* **Data provided**
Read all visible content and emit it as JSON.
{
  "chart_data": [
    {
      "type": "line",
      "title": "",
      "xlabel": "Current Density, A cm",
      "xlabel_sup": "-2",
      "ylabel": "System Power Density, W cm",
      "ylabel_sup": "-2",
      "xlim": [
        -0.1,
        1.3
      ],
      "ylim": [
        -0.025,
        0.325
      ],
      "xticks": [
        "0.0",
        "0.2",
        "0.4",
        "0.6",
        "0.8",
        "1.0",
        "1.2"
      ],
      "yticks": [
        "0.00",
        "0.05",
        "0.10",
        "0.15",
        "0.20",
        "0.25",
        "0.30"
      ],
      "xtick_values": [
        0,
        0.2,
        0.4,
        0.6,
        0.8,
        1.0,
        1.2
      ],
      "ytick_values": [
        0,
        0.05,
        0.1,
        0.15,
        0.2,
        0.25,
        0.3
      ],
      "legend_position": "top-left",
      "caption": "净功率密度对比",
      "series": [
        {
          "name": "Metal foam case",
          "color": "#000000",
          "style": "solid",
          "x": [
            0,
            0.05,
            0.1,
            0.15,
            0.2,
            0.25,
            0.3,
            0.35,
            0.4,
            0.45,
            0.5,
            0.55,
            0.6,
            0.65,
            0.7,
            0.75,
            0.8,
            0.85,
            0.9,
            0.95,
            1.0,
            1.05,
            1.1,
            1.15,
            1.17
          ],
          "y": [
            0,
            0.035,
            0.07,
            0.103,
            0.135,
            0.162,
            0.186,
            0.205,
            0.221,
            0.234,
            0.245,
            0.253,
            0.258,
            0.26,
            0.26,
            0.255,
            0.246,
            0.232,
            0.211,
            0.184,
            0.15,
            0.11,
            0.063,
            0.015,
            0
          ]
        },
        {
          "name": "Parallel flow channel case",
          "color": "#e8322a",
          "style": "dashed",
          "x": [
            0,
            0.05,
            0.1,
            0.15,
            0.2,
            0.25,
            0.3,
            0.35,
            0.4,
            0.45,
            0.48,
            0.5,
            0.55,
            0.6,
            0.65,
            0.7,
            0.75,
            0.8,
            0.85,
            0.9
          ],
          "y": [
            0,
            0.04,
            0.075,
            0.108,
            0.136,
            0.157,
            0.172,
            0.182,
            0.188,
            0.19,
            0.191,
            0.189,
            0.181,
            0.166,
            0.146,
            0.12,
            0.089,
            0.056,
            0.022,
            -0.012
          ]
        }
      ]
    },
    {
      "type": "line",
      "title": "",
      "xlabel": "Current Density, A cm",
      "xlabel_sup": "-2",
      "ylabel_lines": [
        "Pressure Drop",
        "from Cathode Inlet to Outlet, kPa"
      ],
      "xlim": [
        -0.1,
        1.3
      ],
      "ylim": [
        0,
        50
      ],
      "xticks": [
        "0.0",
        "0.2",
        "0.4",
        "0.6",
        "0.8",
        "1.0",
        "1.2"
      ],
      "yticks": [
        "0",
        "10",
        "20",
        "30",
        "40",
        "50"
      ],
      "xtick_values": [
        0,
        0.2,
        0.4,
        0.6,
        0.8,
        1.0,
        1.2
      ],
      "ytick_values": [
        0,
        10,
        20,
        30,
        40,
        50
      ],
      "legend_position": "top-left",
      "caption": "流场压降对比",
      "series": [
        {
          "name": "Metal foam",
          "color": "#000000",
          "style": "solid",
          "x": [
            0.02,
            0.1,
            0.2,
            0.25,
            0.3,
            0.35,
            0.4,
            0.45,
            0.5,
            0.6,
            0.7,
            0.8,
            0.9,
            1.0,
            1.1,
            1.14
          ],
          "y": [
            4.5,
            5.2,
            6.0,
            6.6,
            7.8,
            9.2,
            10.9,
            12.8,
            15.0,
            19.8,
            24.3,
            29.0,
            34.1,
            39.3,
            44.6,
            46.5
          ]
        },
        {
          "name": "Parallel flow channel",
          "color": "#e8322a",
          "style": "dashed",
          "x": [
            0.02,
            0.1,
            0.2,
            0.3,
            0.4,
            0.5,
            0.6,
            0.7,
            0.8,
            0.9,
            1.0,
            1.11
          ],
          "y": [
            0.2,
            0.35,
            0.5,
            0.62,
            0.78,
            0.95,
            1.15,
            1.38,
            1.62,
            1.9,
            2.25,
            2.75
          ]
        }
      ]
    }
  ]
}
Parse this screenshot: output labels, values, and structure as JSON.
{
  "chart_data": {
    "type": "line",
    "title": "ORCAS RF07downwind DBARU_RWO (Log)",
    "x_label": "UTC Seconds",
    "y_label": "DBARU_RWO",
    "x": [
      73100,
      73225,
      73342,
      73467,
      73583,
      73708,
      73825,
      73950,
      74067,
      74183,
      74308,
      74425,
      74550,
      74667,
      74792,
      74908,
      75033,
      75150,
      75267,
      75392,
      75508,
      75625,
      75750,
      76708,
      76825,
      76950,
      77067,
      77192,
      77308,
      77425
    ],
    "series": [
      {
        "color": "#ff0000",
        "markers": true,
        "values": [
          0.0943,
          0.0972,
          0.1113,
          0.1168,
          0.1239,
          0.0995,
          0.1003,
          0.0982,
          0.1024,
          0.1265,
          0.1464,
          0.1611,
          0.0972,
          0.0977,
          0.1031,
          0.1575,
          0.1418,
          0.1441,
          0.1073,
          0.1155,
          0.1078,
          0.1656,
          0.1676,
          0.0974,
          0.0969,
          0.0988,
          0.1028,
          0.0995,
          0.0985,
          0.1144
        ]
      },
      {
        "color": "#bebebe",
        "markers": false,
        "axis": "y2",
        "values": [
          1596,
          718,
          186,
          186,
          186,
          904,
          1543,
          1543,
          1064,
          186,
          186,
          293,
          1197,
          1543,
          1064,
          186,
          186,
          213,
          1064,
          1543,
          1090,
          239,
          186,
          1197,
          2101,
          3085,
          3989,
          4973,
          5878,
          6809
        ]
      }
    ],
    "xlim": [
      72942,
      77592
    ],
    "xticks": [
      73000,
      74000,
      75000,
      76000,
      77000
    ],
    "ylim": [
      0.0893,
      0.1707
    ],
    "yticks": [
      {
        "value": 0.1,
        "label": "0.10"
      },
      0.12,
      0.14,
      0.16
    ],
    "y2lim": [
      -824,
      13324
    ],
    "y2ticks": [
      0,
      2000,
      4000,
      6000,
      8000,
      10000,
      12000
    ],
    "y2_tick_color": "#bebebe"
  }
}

* **Task to carry out**
Restate the data above word for word, please.

* **Written response**
Read all visible content and emit it as JSON.
{
  "chart_data": [
    {
      "type": "line",
      "title": "",
      "xlabel": "Current Density, A cm",
      "xlabel_sup": "-2",
      "ylabel": "System Power Density, W cm",
      "ylabel_sup": "-2",
      "xlim": [
        -0.1,
        1.3
      ],
      "ylim": [
        -0.025,
        0.325
      ],
      "xticks": [
        "0.0",
        "0.2",
        "0.4",
        "0.6",
        "0.8",
        "1.0",
        "1.2"
      ],
      "yticks": [
        "0.00",
        "0.05",
        "0.10",
        "0.15",
        "0.20",
        "0.25",
        "0.30"
      ],
      "xtick_values": [
        0,
        0.2,
        0.4,
        0.6,
        0.8,
        1.0,
        1.2
      ],
      "ytick_values": [
        0,
        0.05,
        0.1,
        0.15,
        0.2,
        0.25,
        0.3
      ],
      "legend_position": "top-left",
      "caption": "净功率密度对比",
      "series": [
        {
          "name": "Metal foam case",
          "color": "#000000",
          "style": "solid",
          "x": [
            0,
            0.05,
            0.1,
            0.15,
            0.2,
            0.25,
            0.3,
            0.35,
            0.4,
            0.45,
            0.5,
            0.55,
            0.6,
            0.65,
            0.7,
            0.75,
            0.8,
            0.85,
            0.9,
            0.95,
            1.0,
            1.05,
            1.1,
            1.15,
            1.17
          ],
          "y": [
            0,
            0.035,
            0.07,
            0.103,
            0.135,
            0.162,
            0.186,
            0.205,
            0.221,
            0.234,
            0.245,
            0.253,
            0.258,
            0.26,
            0.26,
            0.255,
            0.246,
            0.232,
            0.211,
            0.184,
            0.15,
            0.11,
            0.063,
            0.015,
            0
          ]
        },
        {
          "name": "Parallel flow channel case",
          "color": "#e8322a",
          "style": "dashed",
          "x": [
            0,
            0.05,
            0.1,
            0.15,
            0.2,
            0.25,
            0.3,
            0.35,
            0.4,
            0.45,
            0.48,
            0.5,
            0.55,
            0.6,
            0.65,
            0.7,
            0.75,
            0.8,
            0.85,
            0.9
          ],
          "y": [
            0,
            0.04,
            0.075,
            0.108,
            0.136,
            0.157,
            0.172,
            0.182,
            0.188,
            0.19,
            0.191,
            0.189,
            0.181,
            0.166,
            0.146,
            0.12,
            0.089,
            0.056,
            0.022,
            -0.012
          ]
        }
      ]
    },
    {
      "type": "line",
      "title": "",
      "xlabel": "Current Density, A cm",
      "xlabel_sup": "-2",
      "ylabel_lines": [
        "Pressure Drop",
        "from Cathode Inlet to Outlet, kPa"
      ],
      "xlim": [
        -0.1,
        1.3
      ],
      "ylim": [
        0,
        50
      ],
      "xticks": [
        "0.0",
        "0.2",
        "0.4",
        "0.6",
        "0.8",
        "1.0",
        "1.2"
      ],
      "yticks": [
        "0",
        "10",
        "20",
        "30",
        "40",
        "50"
      ],
      "xtick_values": [
        0,
        0.2,
        0.4,
        0.6,
        0.8,
        1.0,
        1.2
      ],
      "ytick_values": [
        0,
        10,
        20,
        30,
        40,
        50
      ],
      "legend_position": "top-left",
      "caption": "流场压降对比",
      "series": [
        {
          "name": "Metal foam",
          "color": "#000000",
          "style": "solid",
          "x": [
            0.02,
            0.1,
            0.2,
            0.25,
            0.3,
            0.35,
            0.4,
            0.45,
            0.5,
            0.6,
            0.7,
            0.8,
            0.9,
            1.0,
            1.1,
            1.14
          ],
          "y": [
            4.5,
            5.2,
            6.0,
            6.6,
            7.8,
            9.2,
            10.9,
            12.8,
            15.0,
            19.8,
            24.3,
            29.0,
            34.1,
            39.3,
            44.6,
            46.5
          ]
        },
        {
          "name": "Parallel flow channel",
          "color": "#e8322a",
          "style": "dashed",
          "x": [
            0.02,
            0.1,
            0.2,
            0.3,
            0.4,
            0.5,
            0.6,
            0.7,
            0.8,
            0.9,
            1.0,
            1.11
          ],
          "y": [
            0.2,
            0.35,
            0.5,
            0.62,
            0.78,
            0.95,
            1.15,
            1.38,
            1.62,
            1.9,
            2.25,
            2.75
          ]
        }
      ]
    }
  ]
}
Parse this screenshot: output labels, values, and structure as JSON.
{
  "chart_data": {
    "type": "line",
    "title": "ORCAS RF07downwind DBARU_RWO (Log)",
    "x_label": "UTC Seconds",
    "y_label": "DBARU_RWO",
    "x": [
      73100,
      73225,
      73342,
      73467,
      73583,
      73708,
      73825,
      73950,
      74067,
      74183,
      74308,
      74425,
      74550,
      74667,
      74792,
      74908,
      75033,
      75150,
      75267,
      75392,
      75508,
      75625,
      75750,
      76708,
      76825,
      76950,
      77067,
      77192,
      77308,
      77425
    ],
    "series": [
      {
        "color": "#ff0000",
        "markers": true,
        "values": [
          0.0943,
          0.0972,
          0.1113,
          0.1168,
          0.1239,
          0.0995,
          0.1003,
          0.0982,
          0.1024,
          0.1265,
          0.1464,
          0.1611,
          0.0972,
          0.0977,
          0.1031,
          0.1575,
          0.1418,
          0.1441,
          0.1073,
          0.1155,
          0.1078,
          0.1656,
          0.1676,
          0.0974,
          0.0969,
          0.0988,
          0.1028,
          0.0995,
          0.0985,
          0.1144
        ]
      },
      {
        "color": "#bebebe",
        "markers": false,
        "axis": "y2",
        "values": [
          1596,
          718,
          186,
          186,
          186,
          904,
          1543,
          1543,
          1064,
          186,
          186,
          293,
          1197,
          1543,
          1064,
          186,
          186,
          213,
          1064,
          1543,
          1090,
          239,
          186,
          1197,
          2101,
          3085,
          3989,
          4973,
          5878,
          6809
        ]
      }
    ],
    "xlim": [
      72942,
      77592
    ],
    "xticks": [
      73000,
      74000,
      75000,
      76000,
      77000
    ],
    "ylim": [
      0.0893,
      0.1707
    ],
    "yticks": [
      {
        "value": 0.1,
        "label": "0.10"
      },
      0.12,
      0.14,
      0.16
    ],
    "y2lim": [
      -824,
      13324
    ],
    "y2ticks": [
      0,
      2000,
      4000,
      6000,
      8000,
      10000,
      12000
    ],
    "y2_tick_color": "#bebebe"
  }
}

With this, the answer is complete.